Task >> Show every line where "this" occurs.

++++++++

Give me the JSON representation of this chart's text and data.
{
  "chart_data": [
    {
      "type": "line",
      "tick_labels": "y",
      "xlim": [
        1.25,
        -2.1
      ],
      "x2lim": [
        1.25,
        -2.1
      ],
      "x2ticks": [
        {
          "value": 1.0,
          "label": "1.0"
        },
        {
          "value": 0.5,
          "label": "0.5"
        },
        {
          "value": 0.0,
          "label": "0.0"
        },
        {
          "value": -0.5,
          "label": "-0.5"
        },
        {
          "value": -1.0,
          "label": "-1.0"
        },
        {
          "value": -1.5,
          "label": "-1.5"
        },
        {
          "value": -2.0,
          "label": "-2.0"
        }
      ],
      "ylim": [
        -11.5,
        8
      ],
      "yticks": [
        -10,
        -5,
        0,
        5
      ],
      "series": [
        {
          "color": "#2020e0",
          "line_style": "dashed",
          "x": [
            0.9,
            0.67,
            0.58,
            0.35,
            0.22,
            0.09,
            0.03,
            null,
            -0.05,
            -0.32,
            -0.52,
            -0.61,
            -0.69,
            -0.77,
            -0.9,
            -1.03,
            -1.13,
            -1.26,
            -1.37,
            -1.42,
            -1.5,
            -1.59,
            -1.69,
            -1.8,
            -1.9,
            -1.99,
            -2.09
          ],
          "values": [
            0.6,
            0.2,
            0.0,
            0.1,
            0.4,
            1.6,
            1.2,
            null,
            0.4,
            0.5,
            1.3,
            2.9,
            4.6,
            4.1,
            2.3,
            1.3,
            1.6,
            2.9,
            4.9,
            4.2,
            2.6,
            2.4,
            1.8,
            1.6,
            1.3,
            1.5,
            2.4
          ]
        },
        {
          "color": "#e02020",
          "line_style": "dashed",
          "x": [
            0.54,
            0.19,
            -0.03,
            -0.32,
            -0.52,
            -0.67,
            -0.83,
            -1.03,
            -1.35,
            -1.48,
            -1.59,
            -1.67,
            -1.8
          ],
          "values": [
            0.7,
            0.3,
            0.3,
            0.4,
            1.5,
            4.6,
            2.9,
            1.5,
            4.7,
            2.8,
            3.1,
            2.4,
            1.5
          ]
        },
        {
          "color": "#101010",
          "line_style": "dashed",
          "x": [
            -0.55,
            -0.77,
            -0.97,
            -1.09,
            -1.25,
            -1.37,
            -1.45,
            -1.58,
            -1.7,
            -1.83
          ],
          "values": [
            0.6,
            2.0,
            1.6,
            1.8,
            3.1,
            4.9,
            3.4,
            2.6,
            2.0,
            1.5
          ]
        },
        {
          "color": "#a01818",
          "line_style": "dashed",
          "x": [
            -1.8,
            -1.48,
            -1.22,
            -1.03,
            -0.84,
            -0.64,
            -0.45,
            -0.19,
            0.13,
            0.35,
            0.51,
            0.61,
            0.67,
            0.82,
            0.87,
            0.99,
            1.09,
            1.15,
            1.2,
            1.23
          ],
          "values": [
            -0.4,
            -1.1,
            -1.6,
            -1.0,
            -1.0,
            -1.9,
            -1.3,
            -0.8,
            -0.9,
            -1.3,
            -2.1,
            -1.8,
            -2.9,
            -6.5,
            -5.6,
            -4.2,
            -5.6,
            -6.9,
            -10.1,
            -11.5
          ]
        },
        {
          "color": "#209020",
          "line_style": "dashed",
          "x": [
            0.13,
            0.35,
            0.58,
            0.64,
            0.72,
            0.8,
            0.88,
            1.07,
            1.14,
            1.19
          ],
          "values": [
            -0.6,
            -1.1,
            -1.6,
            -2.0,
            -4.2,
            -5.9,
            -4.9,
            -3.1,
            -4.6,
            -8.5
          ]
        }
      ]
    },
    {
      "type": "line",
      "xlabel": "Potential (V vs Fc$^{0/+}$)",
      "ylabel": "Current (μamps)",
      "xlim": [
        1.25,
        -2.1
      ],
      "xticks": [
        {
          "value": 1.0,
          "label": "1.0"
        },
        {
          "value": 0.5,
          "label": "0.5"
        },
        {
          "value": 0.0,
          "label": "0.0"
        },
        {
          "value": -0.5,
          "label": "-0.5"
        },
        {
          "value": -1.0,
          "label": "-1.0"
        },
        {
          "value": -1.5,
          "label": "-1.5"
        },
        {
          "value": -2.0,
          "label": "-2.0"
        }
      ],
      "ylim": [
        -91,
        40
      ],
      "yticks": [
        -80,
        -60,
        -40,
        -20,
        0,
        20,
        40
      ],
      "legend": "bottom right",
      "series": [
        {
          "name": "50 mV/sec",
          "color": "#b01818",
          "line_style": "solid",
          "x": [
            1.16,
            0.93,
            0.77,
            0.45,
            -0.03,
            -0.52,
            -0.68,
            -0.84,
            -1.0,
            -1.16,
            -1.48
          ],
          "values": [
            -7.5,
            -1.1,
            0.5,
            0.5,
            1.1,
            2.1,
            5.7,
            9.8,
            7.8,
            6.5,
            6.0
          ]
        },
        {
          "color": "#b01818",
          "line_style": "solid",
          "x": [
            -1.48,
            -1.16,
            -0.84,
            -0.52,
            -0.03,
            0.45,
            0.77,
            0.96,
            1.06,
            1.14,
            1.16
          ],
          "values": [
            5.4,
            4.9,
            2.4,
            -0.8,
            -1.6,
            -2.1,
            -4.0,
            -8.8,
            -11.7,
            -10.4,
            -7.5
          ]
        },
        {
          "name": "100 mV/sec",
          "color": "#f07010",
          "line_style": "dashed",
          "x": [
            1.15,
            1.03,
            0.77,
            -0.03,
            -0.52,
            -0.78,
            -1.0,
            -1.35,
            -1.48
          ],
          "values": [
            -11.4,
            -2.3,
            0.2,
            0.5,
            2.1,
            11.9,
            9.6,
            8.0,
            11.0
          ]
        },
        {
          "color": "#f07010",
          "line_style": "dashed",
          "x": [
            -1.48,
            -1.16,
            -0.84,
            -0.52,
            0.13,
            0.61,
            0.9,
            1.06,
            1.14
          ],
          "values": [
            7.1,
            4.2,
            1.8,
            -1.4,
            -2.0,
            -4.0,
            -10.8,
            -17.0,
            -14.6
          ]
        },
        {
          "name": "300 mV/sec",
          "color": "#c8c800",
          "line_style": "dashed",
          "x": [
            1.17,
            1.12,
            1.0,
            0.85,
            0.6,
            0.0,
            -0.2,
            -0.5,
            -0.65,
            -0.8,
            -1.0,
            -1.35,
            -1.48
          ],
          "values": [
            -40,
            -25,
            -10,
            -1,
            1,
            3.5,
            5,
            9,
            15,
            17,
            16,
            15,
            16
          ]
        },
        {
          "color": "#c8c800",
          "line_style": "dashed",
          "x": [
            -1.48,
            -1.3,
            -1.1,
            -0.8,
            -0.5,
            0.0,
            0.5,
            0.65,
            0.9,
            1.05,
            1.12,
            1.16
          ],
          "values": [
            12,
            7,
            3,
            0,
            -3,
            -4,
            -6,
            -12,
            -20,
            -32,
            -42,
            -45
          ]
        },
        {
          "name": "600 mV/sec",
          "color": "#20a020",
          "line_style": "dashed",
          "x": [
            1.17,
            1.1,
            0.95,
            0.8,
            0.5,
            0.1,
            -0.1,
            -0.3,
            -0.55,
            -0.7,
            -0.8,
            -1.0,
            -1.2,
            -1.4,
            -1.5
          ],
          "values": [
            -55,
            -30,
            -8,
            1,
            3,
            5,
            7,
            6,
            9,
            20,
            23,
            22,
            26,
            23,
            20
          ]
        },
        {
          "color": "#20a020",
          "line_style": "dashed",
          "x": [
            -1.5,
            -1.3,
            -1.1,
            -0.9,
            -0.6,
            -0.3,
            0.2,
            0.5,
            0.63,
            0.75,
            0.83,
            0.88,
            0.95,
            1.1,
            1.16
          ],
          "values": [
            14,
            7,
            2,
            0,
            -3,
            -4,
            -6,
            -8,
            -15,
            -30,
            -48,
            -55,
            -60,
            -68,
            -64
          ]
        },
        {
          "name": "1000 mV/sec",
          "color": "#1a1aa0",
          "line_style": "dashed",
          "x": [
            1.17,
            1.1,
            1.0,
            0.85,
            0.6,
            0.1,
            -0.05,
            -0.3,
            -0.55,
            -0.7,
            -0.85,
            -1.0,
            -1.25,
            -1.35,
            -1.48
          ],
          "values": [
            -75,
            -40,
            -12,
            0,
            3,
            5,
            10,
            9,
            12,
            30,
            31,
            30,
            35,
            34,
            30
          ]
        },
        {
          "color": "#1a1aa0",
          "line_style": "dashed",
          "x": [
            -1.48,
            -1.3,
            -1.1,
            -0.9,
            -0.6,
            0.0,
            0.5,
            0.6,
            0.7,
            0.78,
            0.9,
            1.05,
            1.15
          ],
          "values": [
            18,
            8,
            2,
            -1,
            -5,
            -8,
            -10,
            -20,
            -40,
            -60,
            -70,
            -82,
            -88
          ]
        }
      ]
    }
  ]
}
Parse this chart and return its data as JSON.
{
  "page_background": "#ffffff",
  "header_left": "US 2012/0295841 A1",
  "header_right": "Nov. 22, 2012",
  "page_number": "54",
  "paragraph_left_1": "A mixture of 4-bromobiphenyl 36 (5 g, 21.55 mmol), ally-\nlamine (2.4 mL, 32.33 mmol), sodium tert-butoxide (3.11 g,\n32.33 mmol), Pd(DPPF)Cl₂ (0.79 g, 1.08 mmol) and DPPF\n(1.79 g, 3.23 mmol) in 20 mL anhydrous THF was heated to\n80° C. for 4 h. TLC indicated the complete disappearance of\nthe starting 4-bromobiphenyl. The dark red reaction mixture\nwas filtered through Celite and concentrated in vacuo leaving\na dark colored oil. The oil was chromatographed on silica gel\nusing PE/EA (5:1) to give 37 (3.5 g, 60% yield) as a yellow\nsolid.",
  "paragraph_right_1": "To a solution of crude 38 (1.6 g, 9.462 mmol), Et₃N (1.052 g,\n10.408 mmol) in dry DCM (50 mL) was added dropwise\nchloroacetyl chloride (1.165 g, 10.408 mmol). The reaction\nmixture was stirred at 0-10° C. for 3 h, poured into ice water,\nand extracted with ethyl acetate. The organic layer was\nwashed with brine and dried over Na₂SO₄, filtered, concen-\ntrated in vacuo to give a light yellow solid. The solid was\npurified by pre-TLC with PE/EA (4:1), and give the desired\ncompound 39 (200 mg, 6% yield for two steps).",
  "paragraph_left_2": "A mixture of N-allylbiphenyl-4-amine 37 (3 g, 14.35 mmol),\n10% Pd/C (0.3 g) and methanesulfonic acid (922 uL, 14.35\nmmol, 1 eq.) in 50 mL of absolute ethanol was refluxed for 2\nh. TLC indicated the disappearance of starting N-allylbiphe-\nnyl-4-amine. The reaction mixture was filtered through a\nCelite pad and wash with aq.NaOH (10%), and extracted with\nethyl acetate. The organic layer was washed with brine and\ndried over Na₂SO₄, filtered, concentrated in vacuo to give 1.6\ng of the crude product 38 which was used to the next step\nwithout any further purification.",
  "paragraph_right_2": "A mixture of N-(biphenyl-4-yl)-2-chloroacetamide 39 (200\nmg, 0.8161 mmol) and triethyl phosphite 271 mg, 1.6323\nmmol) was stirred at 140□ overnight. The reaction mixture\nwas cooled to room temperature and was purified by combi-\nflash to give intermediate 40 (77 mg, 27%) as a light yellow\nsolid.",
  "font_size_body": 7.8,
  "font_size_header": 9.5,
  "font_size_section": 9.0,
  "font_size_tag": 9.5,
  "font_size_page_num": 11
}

++++++++

Exercise response >>
Give me the JSON representation of this chart's text and data.
Parse this chart and return its data as JSON.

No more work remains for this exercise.